**PROBLEM TO SOLVE:**
Take all the material and copy it exactly.

**RECORDS TO PROCESS:**
════════

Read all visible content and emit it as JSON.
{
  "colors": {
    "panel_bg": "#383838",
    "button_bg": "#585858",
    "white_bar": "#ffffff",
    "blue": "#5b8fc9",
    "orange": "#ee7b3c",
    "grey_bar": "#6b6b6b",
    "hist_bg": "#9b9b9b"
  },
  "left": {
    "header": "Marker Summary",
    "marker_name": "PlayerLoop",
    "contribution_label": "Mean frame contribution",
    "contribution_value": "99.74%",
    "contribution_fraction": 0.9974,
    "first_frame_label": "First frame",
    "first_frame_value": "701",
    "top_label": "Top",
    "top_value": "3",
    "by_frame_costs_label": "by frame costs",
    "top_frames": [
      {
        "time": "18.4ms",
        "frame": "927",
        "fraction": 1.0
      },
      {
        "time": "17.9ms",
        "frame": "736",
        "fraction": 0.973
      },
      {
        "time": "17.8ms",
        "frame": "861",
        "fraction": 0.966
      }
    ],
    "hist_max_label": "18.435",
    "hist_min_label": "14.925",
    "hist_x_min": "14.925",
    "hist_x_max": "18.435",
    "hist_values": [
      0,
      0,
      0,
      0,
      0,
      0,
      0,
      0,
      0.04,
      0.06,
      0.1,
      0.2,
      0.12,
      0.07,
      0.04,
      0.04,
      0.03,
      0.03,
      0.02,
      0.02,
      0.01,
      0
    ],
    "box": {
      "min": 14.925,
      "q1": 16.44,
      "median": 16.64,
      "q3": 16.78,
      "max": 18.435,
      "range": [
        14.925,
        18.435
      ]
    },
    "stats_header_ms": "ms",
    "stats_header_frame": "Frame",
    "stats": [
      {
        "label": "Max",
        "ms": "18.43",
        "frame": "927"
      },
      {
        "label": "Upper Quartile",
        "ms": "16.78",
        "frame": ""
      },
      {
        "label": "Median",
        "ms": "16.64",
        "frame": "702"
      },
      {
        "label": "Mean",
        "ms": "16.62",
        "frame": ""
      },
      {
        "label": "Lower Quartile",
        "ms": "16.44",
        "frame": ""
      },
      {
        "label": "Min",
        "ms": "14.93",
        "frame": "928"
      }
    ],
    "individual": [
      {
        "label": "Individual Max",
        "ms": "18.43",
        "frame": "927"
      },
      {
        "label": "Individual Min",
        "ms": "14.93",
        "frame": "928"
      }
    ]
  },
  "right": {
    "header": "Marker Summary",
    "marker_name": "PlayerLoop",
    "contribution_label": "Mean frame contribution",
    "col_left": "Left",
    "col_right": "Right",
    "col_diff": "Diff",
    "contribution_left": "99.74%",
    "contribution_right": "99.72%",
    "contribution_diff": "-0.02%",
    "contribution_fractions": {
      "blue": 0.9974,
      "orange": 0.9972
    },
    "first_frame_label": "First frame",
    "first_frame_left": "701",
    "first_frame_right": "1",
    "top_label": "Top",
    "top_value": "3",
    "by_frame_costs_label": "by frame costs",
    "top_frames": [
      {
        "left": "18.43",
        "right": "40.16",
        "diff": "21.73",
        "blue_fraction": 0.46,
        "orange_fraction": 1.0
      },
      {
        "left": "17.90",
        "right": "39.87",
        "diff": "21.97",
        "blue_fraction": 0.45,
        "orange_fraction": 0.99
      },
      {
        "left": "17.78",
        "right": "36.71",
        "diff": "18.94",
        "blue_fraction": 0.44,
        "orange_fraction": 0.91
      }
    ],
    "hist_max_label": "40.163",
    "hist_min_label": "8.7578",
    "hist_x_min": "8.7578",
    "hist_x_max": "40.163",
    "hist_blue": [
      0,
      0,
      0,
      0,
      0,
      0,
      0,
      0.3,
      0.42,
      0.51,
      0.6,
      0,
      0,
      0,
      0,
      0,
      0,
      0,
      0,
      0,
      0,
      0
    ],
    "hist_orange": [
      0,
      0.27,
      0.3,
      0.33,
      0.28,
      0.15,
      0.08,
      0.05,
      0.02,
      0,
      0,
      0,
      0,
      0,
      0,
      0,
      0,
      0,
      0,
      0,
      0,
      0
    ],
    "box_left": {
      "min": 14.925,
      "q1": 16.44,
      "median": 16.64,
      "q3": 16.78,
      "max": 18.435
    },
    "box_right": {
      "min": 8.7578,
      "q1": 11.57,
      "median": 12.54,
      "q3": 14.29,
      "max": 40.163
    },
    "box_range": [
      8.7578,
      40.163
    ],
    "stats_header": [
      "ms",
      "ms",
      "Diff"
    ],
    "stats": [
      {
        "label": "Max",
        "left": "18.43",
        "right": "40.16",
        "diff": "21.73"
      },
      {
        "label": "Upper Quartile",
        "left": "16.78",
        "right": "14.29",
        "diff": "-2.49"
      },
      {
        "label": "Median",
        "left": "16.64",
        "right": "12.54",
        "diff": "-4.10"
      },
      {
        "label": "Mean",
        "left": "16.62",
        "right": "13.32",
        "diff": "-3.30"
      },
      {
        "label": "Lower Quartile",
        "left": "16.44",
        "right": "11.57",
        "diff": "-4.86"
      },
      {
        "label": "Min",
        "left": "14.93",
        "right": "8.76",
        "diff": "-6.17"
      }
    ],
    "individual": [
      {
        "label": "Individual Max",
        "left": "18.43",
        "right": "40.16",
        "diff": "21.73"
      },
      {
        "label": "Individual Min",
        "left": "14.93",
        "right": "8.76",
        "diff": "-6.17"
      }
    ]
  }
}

════════

**SOLUTION:**
Read all visible content and emit it as JSON.
{
  "colors": {
    "panel_bg": "#383838",
    "button_bg": "#585858",
    "white_bar": "#ffffff",
    "blue": "#5b8fc9",
    "orange": "#ee7b3c",
    "grey_bar": "#6b6b6b",
    "hist_bg": "#9b9b9b"
  },
  "left": {
    "header": "Marker Summary",
    "marker_name": "PlayerLoop",
    "contribution_label": "Mean frame contribution",
    "contribution_value": "99.74%",
    "contribution_fraction": 0.9974,
    "first_frame_label": "First frame",
    "first_frame_value": "701",
    "top_label": "Top",
    "top_value": "3",
    "by_frame_costs_label": "by frame costs",
    "top_frames": [
      {
        "time": "18.4ms",
        "frame": "927",
        "fraction": 1.0
      },
      {
        "time": "17.9ms",
        "frame": "736",
        "fraction": 0.973
      },
      {
        "time": "17.8ms",
        "frame": "861",
        "fraction": 0.966
      }
    ],
    "hist_max_label": "18.435",
    "hist_min_label": "14.925",
    "hist_x_min": "14.925",
    "hist_x_max": "18.435",
    "hist_values": [
      0,
      0,
      0,
      0,
      0,
      0,
      0,
      0,
      0.04,
      0.06,
      0.1,
      0.2,
      0.12,
      0.07,
      0.04,
      0.04,
      0.03,
      0.03,
      0.02,
      0.02,
      0.01,
      0
    ],
    "box": {
      "min": 14.925,
      "q1": 16.44,
      "median": 16.64,
      "q3": 16.78,
      "max": 18.435,
      "range": [
        14.925,
        18.435
      ]
    },
    "stats_header_ms": "ms",
    "stats_header_frame": "Frame",
    "stats": [
      {
        "label": "Max",
        "ms": "18.43",
        "frame": "927"
      },
      {
        "label": "Upper Quartile",
        "ms": "16.78",
        "frame": ""
      },
      {
        "label": "Median",
        "ms": "16.64",
        "frame": "702"
      },
      {
        "label": "Mean",
        "ms": "16.62",
        "frame": ""
      },
      {
        "label": "Lower Quartile",
        "ms": "16.44",
        "frame": ""
      },
      {
        "label": "Min",
        "ms": "14.93",
        "frame": "928"
      }
    ],
    "individual": [
      {
        "label": "Individual Max",
        "ms": "18.43",
        "frame": "927"
      },
      {
        "label": "Individual Min",
        "ms": "14.93",
        "frame": "928"
      }
    ]
  },
  "right": {
    "header": "Marker Summary",
    "marker_name": "PlayerLoop",
    "contribution_label": "Mean frame contribution",
    "col_left": "Left",
    "col_right": "Right",
    "col_diff": "Diff",
    "contribution_left": "99.74%",
    "contribution_right": "99.72%",
    "contribution_diff": "-0.02%",
    "contribution_fractions": {
      "blue": 0.9974,
      "orange": 0.9972
    },
    "first_frame_label": "First frame",
    "first_frame_left": "701",
    "first_frame_right": "1",
    "top_label": "Top",
    "top_value": "3",
    "by_frame_costs_label": "by frame costs",
    "top_frames": [
      {
        "left": "18.43",
        "right": "40.16",
        "diff": "21.73",
        "blue_fraction": 0.46,
        "orange_fraction": 1.0
      },
      {
        "left": "17.90",
        "right": "39.87",
        "diff": "21.97",
        "blue_fraction": 0.45,
        "orange_fraction": 0.99
      },
      {
        "left": "17.78",
        "right": "36.71",
        "diff": "18.94",
        "blue_fraction": 0.44,
        "orange_fraction": 0.91
      }
    ],
    "hist_max_label": "40.163",
    "hist_min_label": "8.7578",
    "hist_x_min": "8.7578",
    "hist_x_max": "40.163",
    "hist_blue": [
      0,
      0,
      0,
      0,
      0,
      0,
      0,
      0.3,
      0.42,
      0.51,
      0.6,
      0,
      0,
      0,
      0,
      0,
      0,
      0,
      0,
      0,
      0,
      0
    ],
    "hist_orange": [
      0,
      0.27,
      0.3,
      0.33,
      0.28,
      0.15,
      0.08,
      0.05,
      0.02,
      0,
      0,
      0,
      0,
      0,
      0,
      0,
      0,
      0,
      0,
      0,
      0,
      0
    ],
    "box_left": {
      "min": 14.925,
      "q1": 16.44,
      "median": 16.64,
      "q3": 16.78,
      "max": 18.435
    },
    "box_right": {
      "min": 8.7578,
      "q1": 11.57,
      "median": 12.54,
      "q3": 14.29,
      "max": 40.163
    },
    "box_range": [
      8.7578,
      40.163
    ],
    "stats_header": [
      "ms",
      "ms",
      "Diff"
    ],
    "stats": [
      {
        "label": "Max",
        "left": "18.43",
        "right": "40.16",
        "diff": "21.73"
      },
      {
        "label": "Upper Quartile",
        "left": "16.78",
        "right": "14.29",
        "diff": "-2.49"
      },
      {
        "label": "Median",
        "left": "16.64",
        "right": "12.54",
        "diff": "-4.10"
      },
      {
        "label": "Mean",
        "left": "16.62",
        "right": "13.32",
        "diff": "-3.30"
      },
      {
        "label": "Lower Quartile",
        "left": "16.44",
        "right": "11.57",
        "diff": "-4.86"
      },
      {
        "label": "Min",
        "left": "14.93",
        "right": "8.76",
        "diff": "-6.17"
      }
    ],
    "individual": [
      {
        "label": "Individual Max",
        "left": "18.43",
        "right": "40.16",
        "diff": "21.73"
      },
      {
        "label": "Individual Min",
        "left": "14.93",
        "right": "8.76",
        "diff": "-6.17"
      }
    ]
  }
}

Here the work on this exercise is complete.